TASK PROMPT ->
Reproduce the listing below character for character; drop every image.

Collected data:
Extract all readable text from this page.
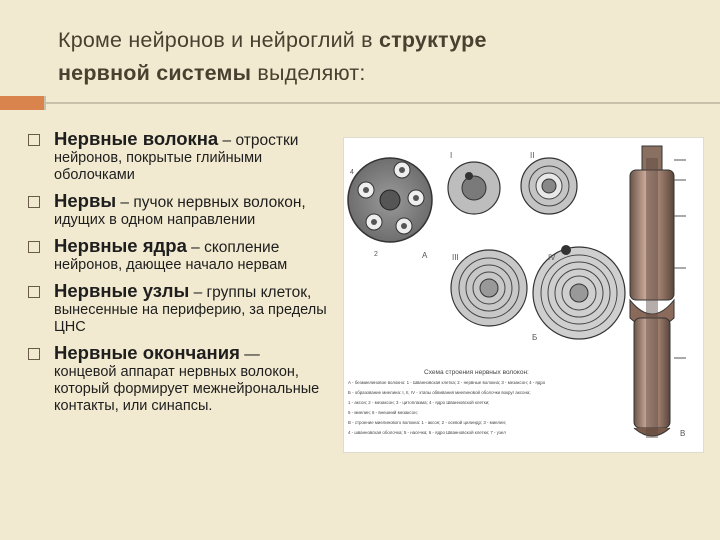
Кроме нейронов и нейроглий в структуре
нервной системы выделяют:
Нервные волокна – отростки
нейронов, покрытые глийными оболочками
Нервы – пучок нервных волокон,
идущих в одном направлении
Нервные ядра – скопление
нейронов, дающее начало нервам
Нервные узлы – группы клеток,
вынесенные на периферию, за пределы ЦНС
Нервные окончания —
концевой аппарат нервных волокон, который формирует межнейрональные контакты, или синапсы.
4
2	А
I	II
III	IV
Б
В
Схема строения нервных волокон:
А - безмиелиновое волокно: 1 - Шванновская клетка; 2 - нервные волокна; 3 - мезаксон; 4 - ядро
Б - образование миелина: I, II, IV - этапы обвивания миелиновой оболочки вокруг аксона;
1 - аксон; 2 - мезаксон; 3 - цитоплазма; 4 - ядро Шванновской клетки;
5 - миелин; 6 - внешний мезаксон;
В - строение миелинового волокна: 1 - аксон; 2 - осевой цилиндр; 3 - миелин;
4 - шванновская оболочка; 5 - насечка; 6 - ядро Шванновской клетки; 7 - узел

TASK ANSWER ->
Extract all readable text from this page.
Кроме нейронов и нейроглий в структуре
нервной системы выделяют:
Нервные волокна – отростки
нейронов, покрытые глийными оболочками
Нервы – пучок нервных волокон,
идущих в одном направлении
Нервные ядра – скопление
нейронов, дающее начало нервам
Нервные узлы – группы клеток,
вынесенные на периферию, за пределы ЦНС
Нервные окончания —
концевой аппарат нервных волокон, который формирует межнейрональные контакты, или синапсы.
4
2	А
I	II
III	IV
Б
В
Схема строения нервных волокон:
А - безмиелиновое волокно: 1 - Шванновская клетка; 2 - нервные волокна; 3 - мезаксон; 4 - ядро
Б - образование миелина: I, II, IV - этапы обвивания миелиновой оболочки вокруг аксона;
1 - аксон; 2 - мезаксон; 3 - цитоплазма; 4 - ядро Шванновской клетки;
5 - миелин; 6 - внешний мезаксон;
В - строение миелинового волокна: 1 - аксон; 2 - осевой цилиндр; 3 - миелин;
4 - шванновская оболочка; 5 - насечка; 6 - ядро Шванновской клетки; 7 - узел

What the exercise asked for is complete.